■ EXERCISE AIM
Pick out every line in the data below that holds "viewDidLoad".

[Dataset records]
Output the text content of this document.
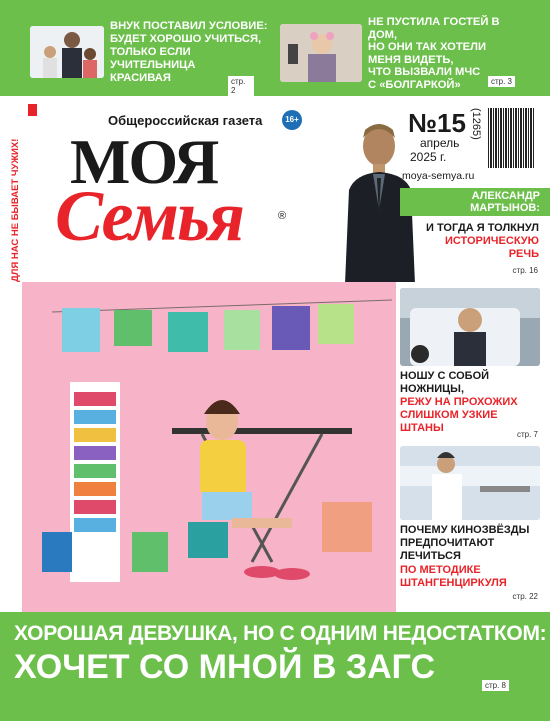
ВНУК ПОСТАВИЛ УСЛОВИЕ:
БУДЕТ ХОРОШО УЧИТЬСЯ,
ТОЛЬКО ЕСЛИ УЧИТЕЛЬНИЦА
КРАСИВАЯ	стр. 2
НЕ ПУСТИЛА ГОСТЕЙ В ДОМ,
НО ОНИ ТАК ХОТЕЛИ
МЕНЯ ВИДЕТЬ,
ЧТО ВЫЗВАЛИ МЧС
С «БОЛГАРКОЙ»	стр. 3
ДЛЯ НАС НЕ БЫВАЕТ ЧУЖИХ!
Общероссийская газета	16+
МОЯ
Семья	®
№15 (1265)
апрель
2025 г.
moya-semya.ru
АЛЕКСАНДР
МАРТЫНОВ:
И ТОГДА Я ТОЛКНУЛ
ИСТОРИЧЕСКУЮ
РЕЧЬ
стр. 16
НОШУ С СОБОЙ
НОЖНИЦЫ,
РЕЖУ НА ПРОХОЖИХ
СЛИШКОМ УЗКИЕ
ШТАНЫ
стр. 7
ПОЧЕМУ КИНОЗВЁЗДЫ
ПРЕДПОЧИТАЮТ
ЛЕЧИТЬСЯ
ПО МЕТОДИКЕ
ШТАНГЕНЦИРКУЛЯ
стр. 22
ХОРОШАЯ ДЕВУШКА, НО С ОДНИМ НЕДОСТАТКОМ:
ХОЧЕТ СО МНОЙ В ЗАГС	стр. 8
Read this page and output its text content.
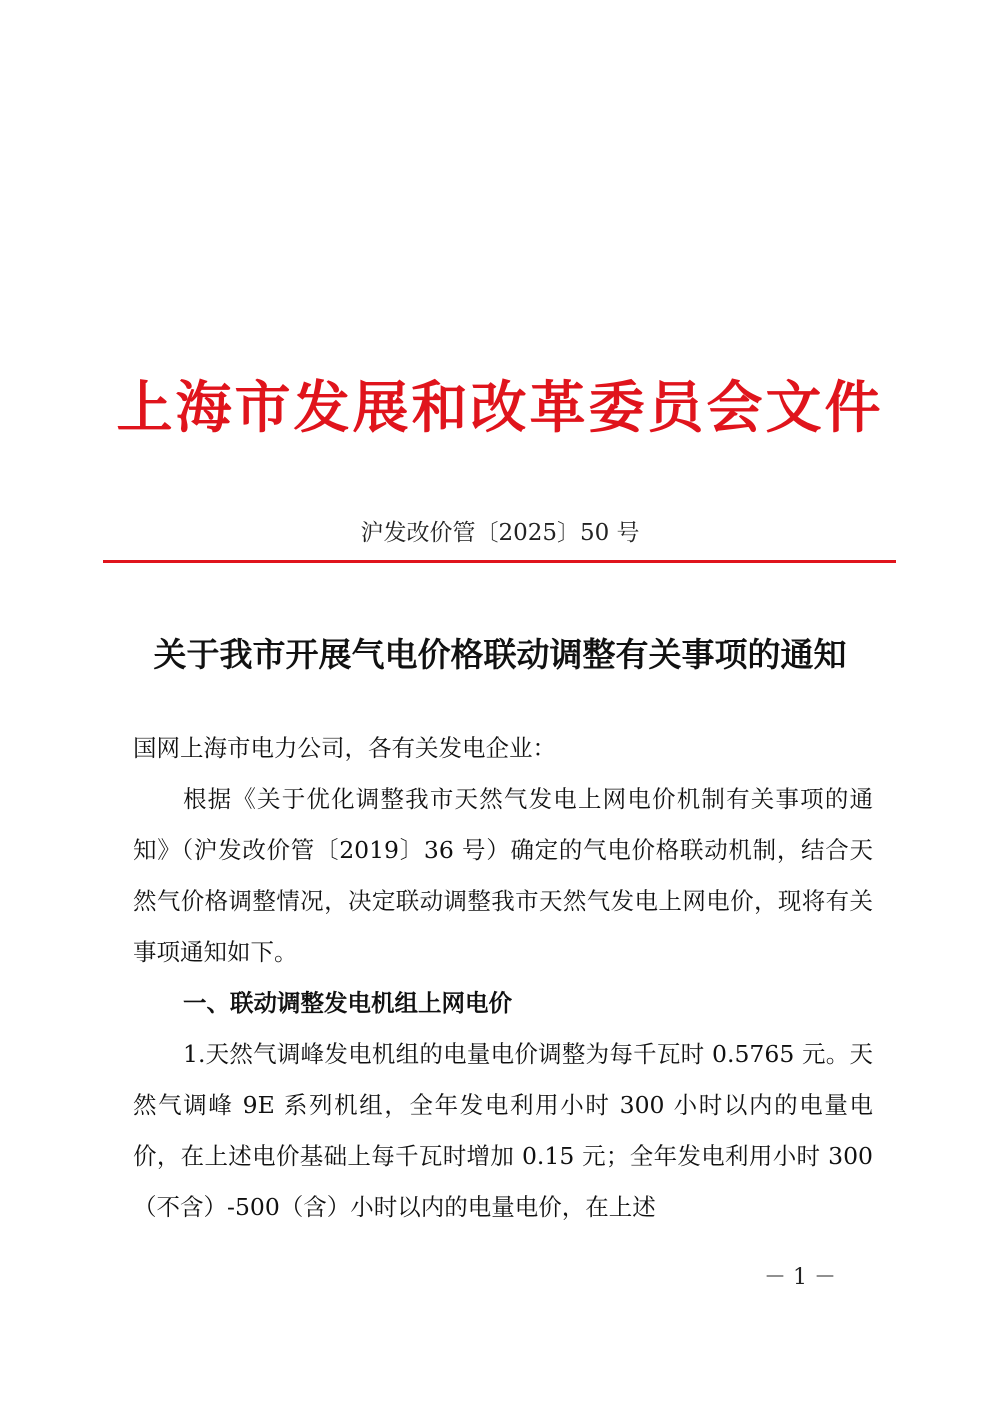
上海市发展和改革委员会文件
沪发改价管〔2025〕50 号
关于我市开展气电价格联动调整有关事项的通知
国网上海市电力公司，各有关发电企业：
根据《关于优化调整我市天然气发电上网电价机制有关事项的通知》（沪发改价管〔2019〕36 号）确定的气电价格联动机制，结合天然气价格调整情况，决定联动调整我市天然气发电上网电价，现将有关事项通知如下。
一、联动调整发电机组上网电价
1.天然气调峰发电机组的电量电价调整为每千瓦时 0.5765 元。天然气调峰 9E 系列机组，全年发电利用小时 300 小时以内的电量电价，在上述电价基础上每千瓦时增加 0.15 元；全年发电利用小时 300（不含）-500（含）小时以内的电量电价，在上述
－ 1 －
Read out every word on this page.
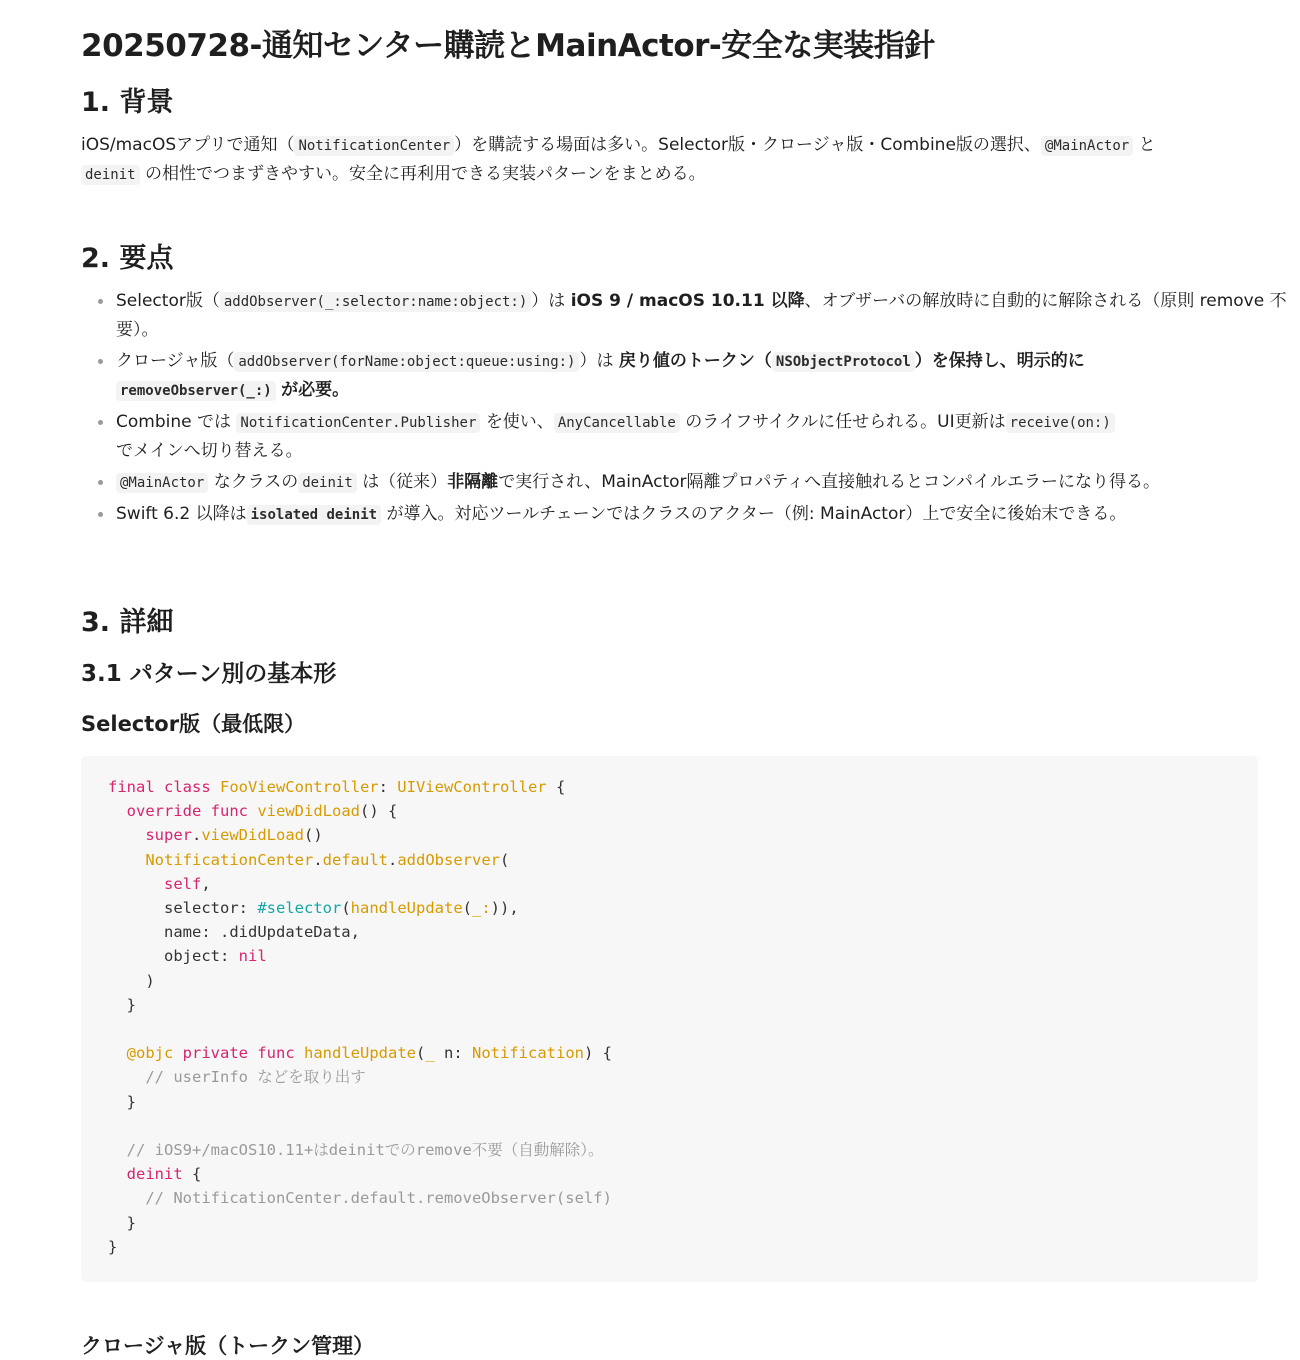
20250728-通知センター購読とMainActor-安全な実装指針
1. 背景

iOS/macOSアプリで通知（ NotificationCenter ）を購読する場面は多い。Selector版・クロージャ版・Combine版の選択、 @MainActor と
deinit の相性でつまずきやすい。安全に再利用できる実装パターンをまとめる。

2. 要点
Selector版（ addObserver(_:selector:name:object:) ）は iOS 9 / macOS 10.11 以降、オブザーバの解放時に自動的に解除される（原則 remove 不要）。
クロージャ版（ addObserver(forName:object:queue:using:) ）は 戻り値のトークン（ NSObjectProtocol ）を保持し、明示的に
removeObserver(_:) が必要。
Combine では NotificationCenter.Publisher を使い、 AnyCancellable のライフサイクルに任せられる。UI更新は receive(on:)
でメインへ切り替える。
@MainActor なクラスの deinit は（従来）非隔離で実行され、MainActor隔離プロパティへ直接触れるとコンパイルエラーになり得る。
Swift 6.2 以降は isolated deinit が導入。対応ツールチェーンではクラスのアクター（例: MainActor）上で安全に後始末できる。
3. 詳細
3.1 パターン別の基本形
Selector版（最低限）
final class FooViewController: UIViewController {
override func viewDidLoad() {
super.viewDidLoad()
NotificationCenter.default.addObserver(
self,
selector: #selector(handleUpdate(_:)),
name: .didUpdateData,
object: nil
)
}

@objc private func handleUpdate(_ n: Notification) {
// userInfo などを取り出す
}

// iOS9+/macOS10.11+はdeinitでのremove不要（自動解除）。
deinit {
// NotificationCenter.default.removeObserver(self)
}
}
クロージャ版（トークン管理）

■ FINISHED EXERCISE
override func viewDidLoad() {
super.viewDidLoad()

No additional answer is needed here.